> **GIVEN INSTRUCTION 1**:
Answer these questions using the thread on running CI tests in parallel:
(a) How many parallel tests does the thread call a reasonable value for Travis?
(b) Which test failed in the first Travis log?
(c) What total test time was reported for the sequential rerun of the failed test?
> **GIVEN INSTRUCTION 2**: Reproduce the part of the thread on running CI tests in parallel starting at "Explicitly set attribute's" and ending at "previous testcase (event::multi_event).".

> **PROVIDED PASSAGE**:
If we run multiple tests in parallel, some may fail (due to timer expiration under high load).
If there are any failures in CI, I re-run failed tests sequentially and require them to pass two times in a row.

8 parallel tests is a reasonable value for Travis (0 - 4 tests usually fail). I tried with 16 parallel tests but on first run 21 out of 93 tests failed and there was no improvement in execution time.

Remarks

Codacy is failing due to changes in Dockerfiles. The bot suggest to specify version in apt like: apt install package=x.y.z. I don't think it will do any good.
I'm not sure if/how code coverage calculation is impacted. I needed to adjust CMAKE_CTEST_COMMAND for coveralls plugin, but coveralls seems to be no longer in use. @Ingvord could you comment on? Is it possible to see coverage report for this PR on sonar?

Explicitly set attribute's min_value to 0. Until now, min_value = 0 was carried from previous testcase (event::att_conf_event).

Write Short_attr_w value so that device is in ALARM state. Until now, the value = 10 was carried from previous testcase (CXX::cxx_attr_write, test_write_some_scalar_attributes).

Set abs_change property for attribute event_change_tst. Until now, property was carried from previous testcase (event::multi_event).

bourtemb · 2019-07-18T08:25:45Z

When looking at the first log of Travis, it seems like one test failed (37 - CXX::cxx_reconnection_zmq (Failed)) but Travis check status is green as if everything was fine.
So there must be a problem with the final value returned by the script ran by Travis.

mliszcz · 2019-07-18T08:51:12Z

So there must be a problem with the final value returned by the script ran by Travis.

This is by design.

We have problems with our testcases as they rely on timers and sleeps.
When we run multiple tests in parallel, the system experiences a higher load and tests fail more often.
That's why I added a second CTest run with -rerun-failed.

if ! docker exec -w "${build_dir}" cpp_tango ctest -output-on-failure -j8
then
  if ! docker exec -w "${build_dir}" cpp_tango ctest --output-on-failure --rerun-failed --repeat-until-fail 2
  then
    exit 1
  fi
fi

The test failed in the first run and then passed two times in a row on the second run, so I assumed that the test is unstable and the commit should be accepted. Is this behavior ok from your pov?

99% tests passed, 1 tests failed out of 93
Total Test time (real) = 287.51 sec
The following tests FAILED:
	 37 - CXX::cxx_reconnection_zmq (Failed)
Errors while running CTest
Test project /home/tango/src/build
    Start 37: CXX::cxx_reconnection_zmq
    Test #37: CXX::cxx_reconnection_zmq ........   Passed  103.31 sec
    Start 37: CXX::cxx_reconnection_zmq
1/1 Test #37: CXX::cxx_reconnection_zmq ........   Passed  103.49 sec
100% tests passed, 0 tests failed out of 1
Total Test time (real) = 206.81 sec

bourtemb · 2019-07-19T07:38:34Z

Indeed, you already explained that in the long description of the Pull Request...
Sorry for making you repeat yourself... I was so used that when a test fails, Travis check is marked as red...
Your proposal is a clever approach.
I think the best would be that each test never fails, but with your approach, if a test is failing, it should pass again at least twice successfully to be considered as OK.
I think this could be acceptable in the current situation.
Still the best would be that each test never fails.

> **DATA SECTION**:
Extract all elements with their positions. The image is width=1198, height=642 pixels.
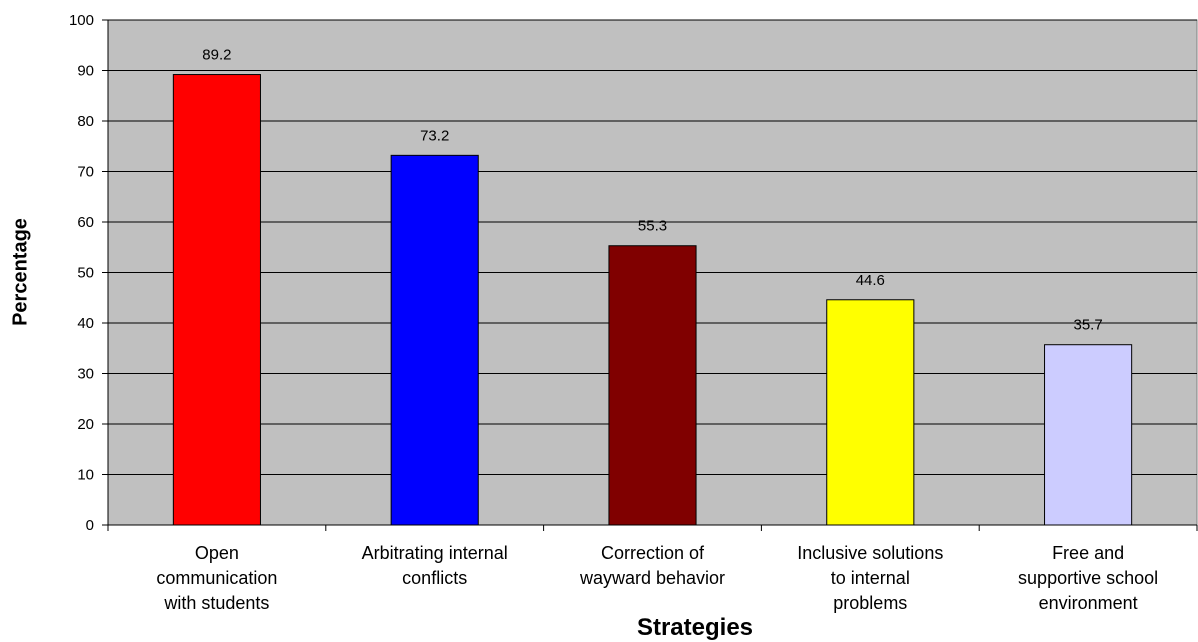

> **CORRECT OUTPUT 1**:
(a) 8 parallel tests.
(b) Test 37, CXX::cxx_reconnection_zmq.
(c) 206.81 seconds.

> **CORRECT OUTPUT 2**:
Explicitly set attribute's min_value to 0. Until now, min_value = 0 was carried from previous testcase (event::att_conf_event).

Write Short_attr_w value so that device is in ALARM state. Until now, the value = 10 was carried from previous testcase (CXX::cxx_attr_write, test_write_some_scalar_attributes).

Set abs_change property for attribute event_change_tst. Until now, property was carried from previous testcase (event::multi_event).